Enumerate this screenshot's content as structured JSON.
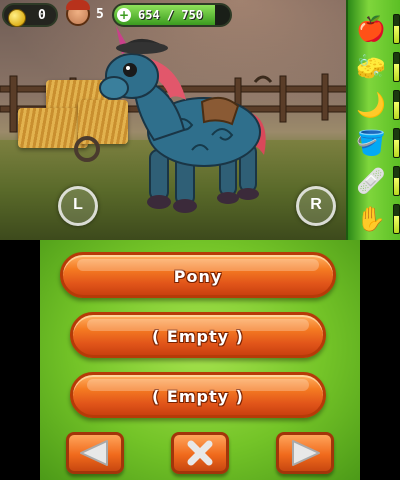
{
  "hud": {
    "coins": "0",
    "level": "5",
    "hp_text": "654 / 750",
    "hp_fraction": 0.872
  },
  "rotate_left": {
    "label": "L",
    "icon": "rotate-left-icon"
  },
  "rotate_right": {
    "label": "R",
    "icon": "rotate-right-icon"
  },
  "sidebar": [
    {
      "name": "food",
      "icon": "apple-carrot-icon",
      "glyph": "🍎",
      "level": 0.6
    },
    {
      "name": "grooming",
      "icon": "sponge-icon",
      "glyph": "🧽",
      "level": 0.6
    },
    {
      "name": "sleep",
      "icon": "moon-icon",
      "glyph": "🌙",
      "level": 0.6
    },
    {
      "name": "water",
      "icon": "bucket-icon",
      "glyph": "🪣",
      "level": 0.6
    },
    {
      "name": "health",
      "icon": "first-aid-icon",
      "glyph": "🩹",
      "level": 0.6
    },
    {
      "name": "pet",
      "icon": "hand-icon",
      "glyph": "✋",
      "level": 0.6
    }
  ],
  "slots": [
    {
      "label": "Pony"
    },
    {
      "label": "( Empty )"
    },
    {
      "label": "( Empty )"
    }
  ],
  "nav": {
    "prev_icon": "arrow-left-icon",
    "cancel_icon": "close-icon",
    "next_icon": "arrow-right-icon"
  },
  "colors": {
    "accent_orange": "#f57b22",
    "sidebar_green": "#5cbf25",
    "hp_green": "#3b9b1f"
  }
}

DESCRIPTION OF THE TASK: Copy every line of the data word for word, omitting the images.

RESULT OF THIS EXERCISE:
Enumerate this screenshot's content as structured JSON.
{
  "hud": {
    "coins": "0",
    "level": "5",
    "hp_text": "654 / 750",
    "hp_fraction": 0.872
  },
  "rotate_left": {
    "label": "L",
    "icon": "rotate-left-icon"
  },
  "rotate_right": {
    "label": "R",
    "icon": "rotate-right-icon"
  },
  "sidebar": [
    {
      "name": "food",
      "icon": "apple-carrot-icon",
      "glyph": "🍎",
      "level": 0.6
    },
    {
      "name": "grooming",
      "icon": "sponge-icon",
      "glyph": "🧽",
      "level": 0.6
    },
    {
      "name": "sleep",
      "icon": "moon-icon",
      "glyph": "🌙",
      "level": 0.6
    },
    {
      "name": "water",
      "icon": "bucket-icon",
      "glyph": "🪣",
      "level": 0.6
    },
    {
      "name": "health",
      "icon": "first-aid-icon",
      "glyph": "🩹",
      "level": 0.6
    },
    {
      "name": "pet",
      "icon": "hand-icon",
      "glyph": "✋",
      "level": 0.6
    }
  ],
  "slots": [
    {
      "label": "Pony"
    },
    {
      "label": "( Empty )"
    },
    {
      "label": "( Empty )"
    }
  ],
  "nav": {
    "prev_icon": "arrow-left-icon",
    "cancel_icon": "close-icon",
    "next_icon": "arrow-right-icon"
  },
  "colors": {
    "accent_orange": "#f57b22",
    "sidebar_green": "#5cbf25",
    "hp_green": "#3b9b1f"
  }
}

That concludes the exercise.